** BEGIN GIVEN RECORDS **
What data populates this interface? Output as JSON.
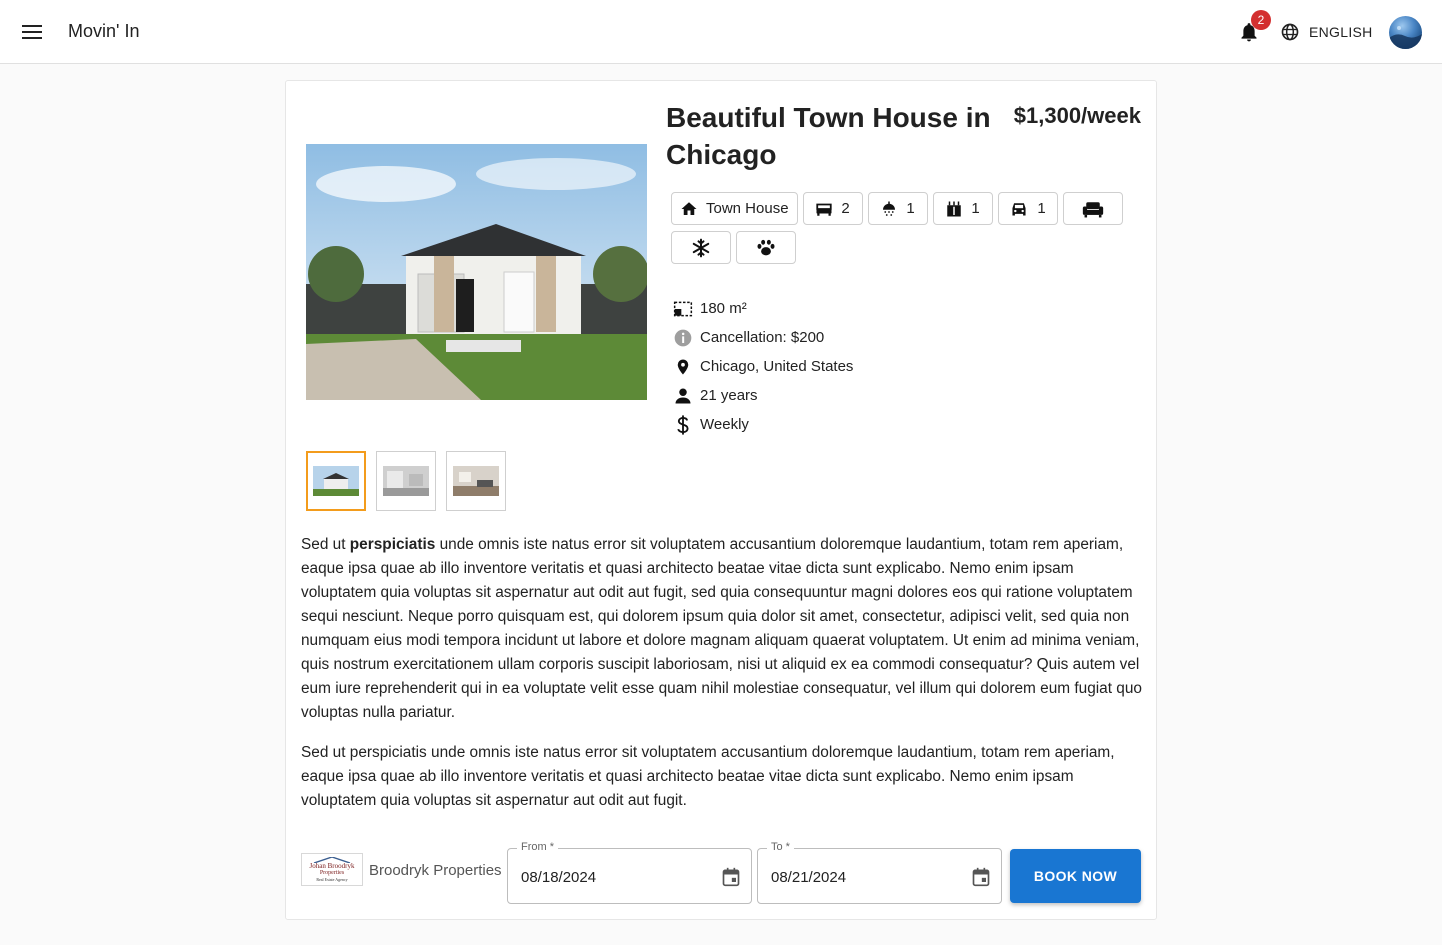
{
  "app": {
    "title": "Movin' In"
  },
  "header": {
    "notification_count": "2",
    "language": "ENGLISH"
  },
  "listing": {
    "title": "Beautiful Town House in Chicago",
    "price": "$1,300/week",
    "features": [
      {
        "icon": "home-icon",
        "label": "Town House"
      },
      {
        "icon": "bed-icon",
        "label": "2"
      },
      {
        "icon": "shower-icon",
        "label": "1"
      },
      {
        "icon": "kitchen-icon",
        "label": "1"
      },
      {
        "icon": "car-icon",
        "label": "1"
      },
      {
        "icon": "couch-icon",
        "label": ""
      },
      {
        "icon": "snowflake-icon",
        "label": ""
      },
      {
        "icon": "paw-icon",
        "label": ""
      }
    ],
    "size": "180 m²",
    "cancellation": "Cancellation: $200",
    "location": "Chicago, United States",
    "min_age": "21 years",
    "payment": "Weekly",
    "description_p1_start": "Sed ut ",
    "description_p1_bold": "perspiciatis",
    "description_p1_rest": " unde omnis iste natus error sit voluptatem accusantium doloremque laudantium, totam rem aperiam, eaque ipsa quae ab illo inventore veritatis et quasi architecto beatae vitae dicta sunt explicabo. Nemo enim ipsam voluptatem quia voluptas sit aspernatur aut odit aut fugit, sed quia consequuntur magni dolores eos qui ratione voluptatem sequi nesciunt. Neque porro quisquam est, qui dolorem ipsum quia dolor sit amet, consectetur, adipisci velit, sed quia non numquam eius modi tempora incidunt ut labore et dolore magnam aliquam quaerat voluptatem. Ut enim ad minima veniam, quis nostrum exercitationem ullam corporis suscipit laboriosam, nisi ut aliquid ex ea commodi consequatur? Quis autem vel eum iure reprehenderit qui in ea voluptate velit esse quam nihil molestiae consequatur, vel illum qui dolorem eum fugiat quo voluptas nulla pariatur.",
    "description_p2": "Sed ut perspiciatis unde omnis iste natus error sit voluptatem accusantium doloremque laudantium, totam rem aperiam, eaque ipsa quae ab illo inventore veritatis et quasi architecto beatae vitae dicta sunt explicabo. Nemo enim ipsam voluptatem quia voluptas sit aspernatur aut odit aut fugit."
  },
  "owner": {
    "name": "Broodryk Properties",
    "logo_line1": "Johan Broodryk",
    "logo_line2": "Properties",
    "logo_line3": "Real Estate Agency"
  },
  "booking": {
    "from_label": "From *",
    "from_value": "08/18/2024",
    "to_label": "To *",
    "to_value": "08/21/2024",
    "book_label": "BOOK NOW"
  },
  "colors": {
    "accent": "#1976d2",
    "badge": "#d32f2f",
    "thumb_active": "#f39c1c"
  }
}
** END GIVEN RECORDS **
◆ DIRECTIVE: Go through the material and copy out every line with "title" in it.

◆ ANSWER FOR THE TASK:
    "title": "Movin' In"
    "title": "Beautiful Town House in Chicago",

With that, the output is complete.